— WHAT THE TASK ASKS —
Retype the following records line for line, without any changes.

— SUPPLIED ENTRIES —

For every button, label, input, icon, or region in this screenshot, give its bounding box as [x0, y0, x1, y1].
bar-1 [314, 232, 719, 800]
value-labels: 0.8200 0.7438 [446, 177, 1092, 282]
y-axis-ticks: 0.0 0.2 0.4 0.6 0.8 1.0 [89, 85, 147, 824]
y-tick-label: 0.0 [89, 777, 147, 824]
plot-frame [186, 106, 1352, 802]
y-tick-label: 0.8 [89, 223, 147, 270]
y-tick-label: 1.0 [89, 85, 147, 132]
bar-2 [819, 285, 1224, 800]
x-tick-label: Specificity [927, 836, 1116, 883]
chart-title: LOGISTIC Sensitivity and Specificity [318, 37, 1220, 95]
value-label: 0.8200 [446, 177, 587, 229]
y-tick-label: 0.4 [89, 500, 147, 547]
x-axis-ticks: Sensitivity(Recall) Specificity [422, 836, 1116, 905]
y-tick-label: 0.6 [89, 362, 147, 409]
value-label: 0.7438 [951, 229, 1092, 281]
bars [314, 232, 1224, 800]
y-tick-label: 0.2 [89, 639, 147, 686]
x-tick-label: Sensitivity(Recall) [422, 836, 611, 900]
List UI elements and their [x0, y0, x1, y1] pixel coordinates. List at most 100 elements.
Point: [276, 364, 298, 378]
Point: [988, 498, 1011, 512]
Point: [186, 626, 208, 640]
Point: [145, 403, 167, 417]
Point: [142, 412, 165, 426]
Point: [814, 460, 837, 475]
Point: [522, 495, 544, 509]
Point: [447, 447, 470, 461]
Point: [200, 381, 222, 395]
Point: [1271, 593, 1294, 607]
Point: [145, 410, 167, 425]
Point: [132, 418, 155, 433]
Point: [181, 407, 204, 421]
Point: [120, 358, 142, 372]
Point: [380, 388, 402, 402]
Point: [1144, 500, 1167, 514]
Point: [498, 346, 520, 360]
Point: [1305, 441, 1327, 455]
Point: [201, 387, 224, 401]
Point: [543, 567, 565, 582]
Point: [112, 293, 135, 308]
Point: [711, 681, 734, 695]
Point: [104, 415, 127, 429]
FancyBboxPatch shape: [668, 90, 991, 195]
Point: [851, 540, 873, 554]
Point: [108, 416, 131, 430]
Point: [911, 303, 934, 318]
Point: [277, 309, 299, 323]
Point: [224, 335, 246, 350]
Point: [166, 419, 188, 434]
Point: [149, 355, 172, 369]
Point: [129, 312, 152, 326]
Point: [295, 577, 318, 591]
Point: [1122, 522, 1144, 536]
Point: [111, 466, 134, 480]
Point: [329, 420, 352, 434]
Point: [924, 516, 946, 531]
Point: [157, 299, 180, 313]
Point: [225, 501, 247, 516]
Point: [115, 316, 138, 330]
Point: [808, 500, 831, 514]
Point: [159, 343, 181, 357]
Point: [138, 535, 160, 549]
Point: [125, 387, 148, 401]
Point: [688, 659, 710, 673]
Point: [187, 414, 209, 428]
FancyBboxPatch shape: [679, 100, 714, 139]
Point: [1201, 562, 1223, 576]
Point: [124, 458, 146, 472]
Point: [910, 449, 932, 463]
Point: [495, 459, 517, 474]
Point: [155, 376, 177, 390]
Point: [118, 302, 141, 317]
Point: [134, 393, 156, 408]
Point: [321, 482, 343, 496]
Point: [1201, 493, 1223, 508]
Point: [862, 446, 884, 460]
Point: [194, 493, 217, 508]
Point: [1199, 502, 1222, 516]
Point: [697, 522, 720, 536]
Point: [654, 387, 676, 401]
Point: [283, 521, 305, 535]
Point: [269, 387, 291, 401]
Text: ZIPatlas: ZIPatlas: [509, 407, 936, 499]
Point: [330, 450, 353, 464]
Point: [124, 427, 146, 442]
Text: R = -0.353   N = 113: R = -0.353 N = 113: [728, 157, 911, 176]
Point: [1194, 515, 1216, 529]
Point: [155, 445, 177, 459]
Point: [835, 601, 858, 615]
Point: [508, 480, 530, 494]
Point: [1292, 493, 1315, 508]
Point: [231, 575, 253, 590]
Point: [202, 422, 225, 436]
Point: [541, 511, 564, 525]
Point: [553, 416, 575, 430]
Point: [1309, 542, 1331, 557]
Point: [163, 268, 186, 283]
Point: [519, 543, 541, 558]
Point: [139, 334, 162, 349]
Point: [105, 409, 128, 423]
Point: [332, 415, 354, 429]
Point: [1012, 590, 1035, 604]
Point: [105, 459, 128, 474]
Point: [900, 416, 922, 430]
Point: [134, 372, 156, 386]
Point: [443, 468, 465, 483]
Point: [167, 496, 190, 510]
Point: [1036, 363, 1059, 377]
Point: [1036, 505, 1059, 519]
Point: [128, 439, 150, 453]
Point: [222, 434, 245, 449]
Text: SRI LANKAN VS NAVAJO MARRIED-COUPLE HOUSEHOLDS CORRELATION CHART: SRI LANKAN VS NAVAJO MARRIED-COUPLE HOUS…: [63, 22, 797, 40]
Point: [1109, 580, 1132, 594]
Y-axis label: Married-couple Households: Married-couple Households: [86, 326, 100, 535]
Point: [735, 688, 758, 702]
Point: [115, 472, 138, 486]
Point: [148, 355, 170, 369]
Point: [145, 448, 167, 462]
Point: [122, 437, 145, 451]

— FULL SOLUTION —
For every button, label, input, icon, or region in this screenshot, give its bounding box as [x0, y0, x1, y1].
bar-1 [314, 232, 719, 800]
value-labels: 0.8200 0.7438 [446, 177, 1092, 282]
y-axis-ticks: 0.0 0.2 0.4 0.6 0.8 1.0 [89, 85, 147, 824]
y-tick-label: 0.0 [89, 777, 147, 824]
plot-frame [186, 106, 1352, 802]
y-tick-label: 0.8 [89, 223, 147, 270]
y-tick-label: 1.0 [89, 85, 147, 132]
bar-2 [819, 285, 1224, 800]
x-tick-label: Specificity [927, 836, 1116, 883]
chart-title: LOGISTIC Sensitivity and Specificity [318, 37, 1220, 95]
value-label: 0.8200 [446, 177, 587, 229]
y-tick-label: 0.4 [89, 500, 147, 547]
x-axis-ticks: Sensitivity(Recall) Specificity [422, 836, 1116, 905]
y-tick-label: 0.6 [89, 362, 147, 409]
value-label: 0.7438 [951, 229, 1092, 281]
bars [314, 232, 1224, 800]
y-tick-label: 0.2 [89, 639, 147, 686]
x-tick-label: Sensitivity(Recall) [422, 836, 611, 900]
List UI elements and their [x0, y0, x1, y1] pixel coordinates. List at most 100 elements.
Point: [276, 364, 298, 378]
Point: [988, 498, 1011, 512]
Point: [186, 626, 208, 640]
Point: [145, 403, 167, 417]
Point: [142, 412, 165, 426]
Point: [814, 460, 837, 475]
Point: [522, 495, 544, 509]
Point: [447, 447, 470, 461]
Point: [200, 381, 222, 395]
Point: [1271, 593, 1294, 607]
Point: [145, 410, 167, 425]
Point: [132, 418, 155, 433]
Point: [181, 407, 204, 421]
Point: [120, 358, 142, 372]
Point: [380, 388, 402, 402]
Point: [1144, 500, 1167, 514]
Point: [498, 346, 520, 360]
Point: [1305, 441, 1327, 455]
Point: [201, 387, 224, 401]
Point: [543, 567, 565, 582]
Point: [112, 293, 135, 308]
Point: [711, 681, 734, 695]
Point: [104, 415, 127, 429]
FancyBboxPatch shape: [668, 90, 991, 195]
Point: [851, 540, 873, 554]
Point: [108, 416, 131, 430]
Point: [911, 303, 934, 318]
Point: [277, 309, 299, 323]
Point: [224, 335, 246, 350]
Point: [166, 419, 188, 434]
Point: [149, 355, 172, 369]
Point: [129, 312, 152, 326]
Point: [295, 577, 318, 591]
Point: [1122, 522, 1144, 536]
Point: [111, 466, 134, 480]
Point: [329, 420, 352, 434]
Point: [924, 516, 946, 531]
Point: [157, 299, 180, 313]
Point: [225, 501, 247, 516]
Point: [115, 316, 138, 330]
Point: [808, 500, 831, 514]
Point: [159, 343, 181, 357]
Point: [138, 535, 160, 549]
Point: [125, 387, 148, 401]
Point: [688, 659, 710, 673]
Point: [187, 414, 209, 428]
FancyBboxPatch shape: [679, 100, 714, 139]
Point: [1201, 562, 1223, 576]
Point: [124, 458, 146, 472]
Point: [910, 449, 932, 463]
Point: [495, 459, 517, 474]
Point: [155, 376, 177, 390]
Point: [118, 302, 141, 317]
Point: [134, 393, 156, 408]
Point: [321, 482, 343, 496]
Point: [1201, 493, 1223, 508]
Point: [862, 446, 884, 460]
Point: [194, 493, 217, 508]
Point: [1199, 502, 1222, 516]
Point: [697, 522, 720, 536]
Point: [654, 387, 676, 401]
Point: [283, 521, 305, 535]
Point: [269, 387, 291, 401]
Text: ZIPatlas: ZIPatlas: [509, 407, 936, 499]
Point: [330, 450, 353, 464]
Point: [124, 427, 146, 442]
Text: R = -0.353   N = 113: R = -0.353 N = 113: [728, 157, 911, 176]
Point: [1194, 515, 1216, 529]
Point: [155, 445, 177, 459]
Point: [835, 601, 858, 615]
Point: [508, 480, 530, 494]
Point: [1292, 493, 1315, 508]
Point: [231, 575, 253, 590]
Point: [202, 422, 225, 436]
Point: [541, 511, 564, 525]
Point: [553, 416, 575, 430]
Point: [1309, 542, 1331, 557]
Point: [163, 268, 186, 283]
Point: [519, 543, 541, 558]
Point: [139, 334, 162, 349]
Point: [105, 409, 128, 423]
Point: [332, 415, 354, 429]
Point: [1012, 590, 1035, 604]
Point: [105, 459, 128, 474]
Point: [900, 416, 922, 430]
Point: [134, 372, 156, 386]
Point: [443, 468, 465, 483]
Point: [167, 496, 190, 510]
Point: [1036, 363, 1059, 377]
Point: [1036, 505, 1059, 519]
Point: [128, 439, 150, 453]
Point: [222, 434, 245, 449]
Text: SRI LANKAN VS NAVAJO MARRIED-COUPLE HOUSEHOLDS CORRELATION CHART: SRI LANKAN VS NAVAJO MARRIED-COUPLE HOUS…: [63, 22, 797, 40]
Point: [1109, 580, 1132, 594]
Y-axis label: Married-couple Households: Married-couple Households: [86, 326, 100, 535]
Point: [735, 688, 758, 702]
Point: [115, 472, 138, 486]
Point: [148, 355, 170, 369]
Point: [145, 448, 167, 462]
Point: [122, 437, 145, 451]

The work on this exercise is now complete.